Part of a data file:
(begin)

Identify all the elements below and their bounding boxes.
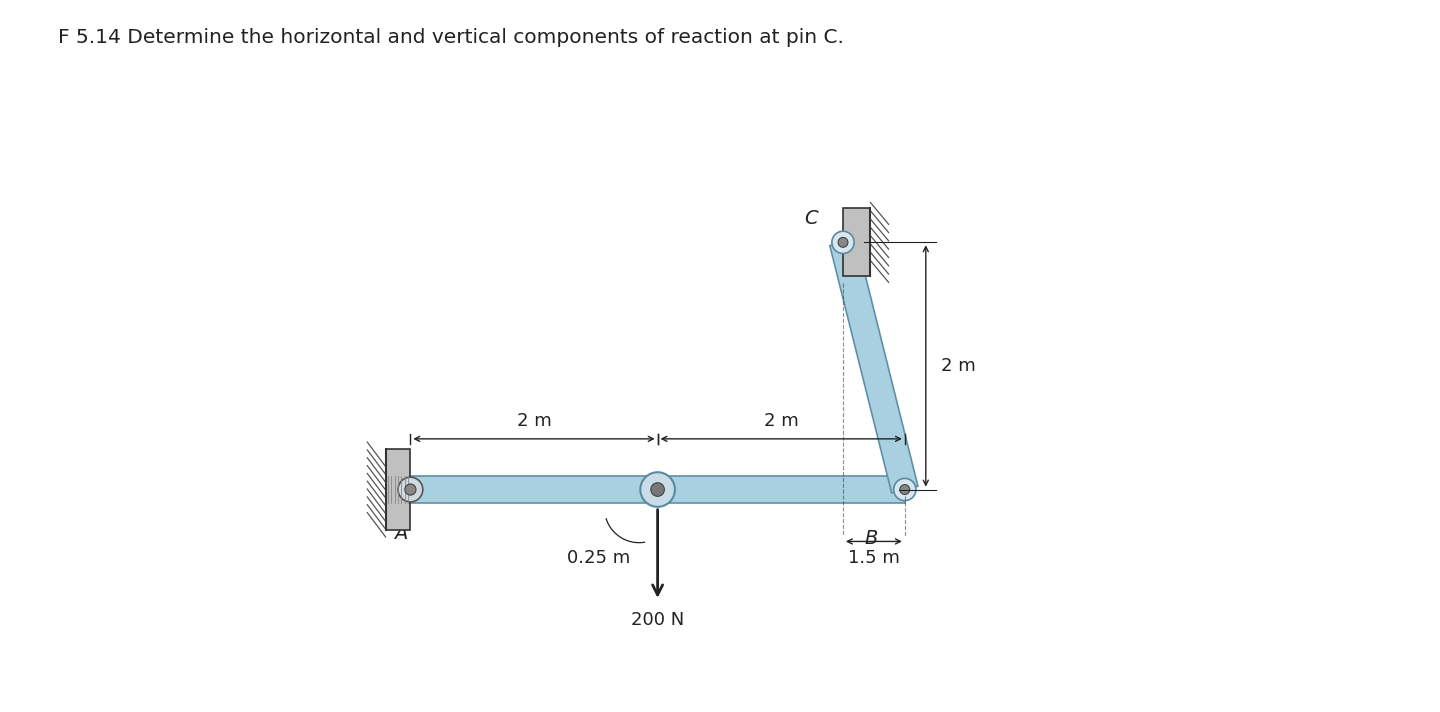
Bar <box>386 449 410 530</box>
Text: 2 m: 2 m <box>940 357 975 375</box>
Circle shape <box>838 237 848 247</box>
Circle shape <box>641 472 675 507</box>
Polygon shape <box>829 239 917 493</box>
Text: 2 m: 2 m <box>517 412 552 430</box>
Bar <box>842 209 870 276</box>
Circle shape <box>832 231 854 253</box>
Text: 2 m: 2 m <box>763 412 799 430</box>
Text: 200 N: 200 N <box>631 611 684 629</box>
Circle shape <box>651 483 664 496</box>
Circle shape <box>397 477 423 502</box>
Circle shape <box>900 485 910 494</box>
Circle shape <box>405 484 416 495</box>
Text: 0.25 m: 0.25 m <box>567 549 629 567</box>
Text: F 5.14 Determine the horizontal and vertical components of reaction at pin C.: F 5.14 Determine the horizontal and vert… <box>58 28 844 48</box>
Text: A: A <box>395 524 408 543</box>
Text: B: B <box>864 529 877 548</box>
Text: C: C <box>805 209 818 228</box>
Text: 1.5 m: 1.5 m <box>848 549 900 567</box>
Polygon shape <box>410 476 904 503</box>
Circle shape <box>894 478 916 501</box>
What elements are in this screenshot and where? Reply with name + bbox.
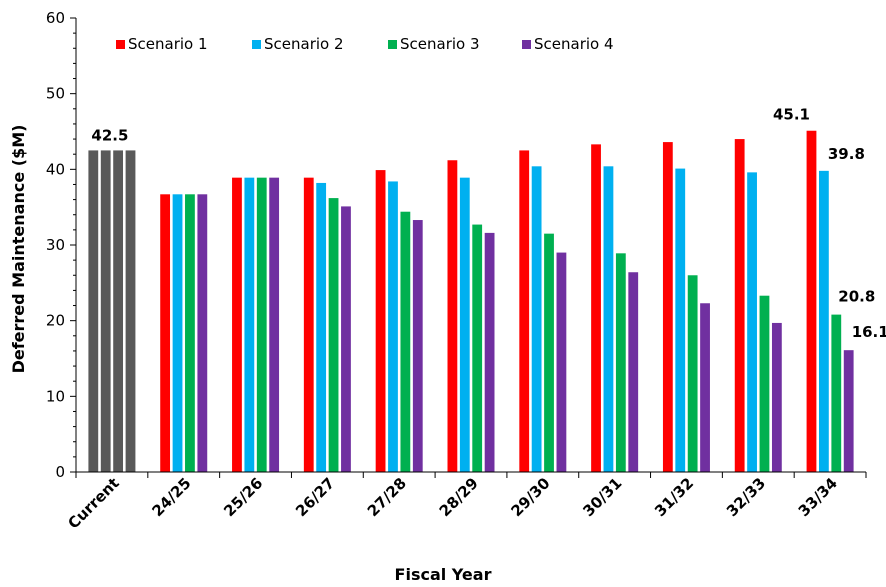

(end)

Find each line above that contains the string "Polygon" and copy every one of them. Matching is case-sensitive.

# Response
Polygon shape <box>829 239 917 493</box>
Polygon shape <box>410 476 904 503</box>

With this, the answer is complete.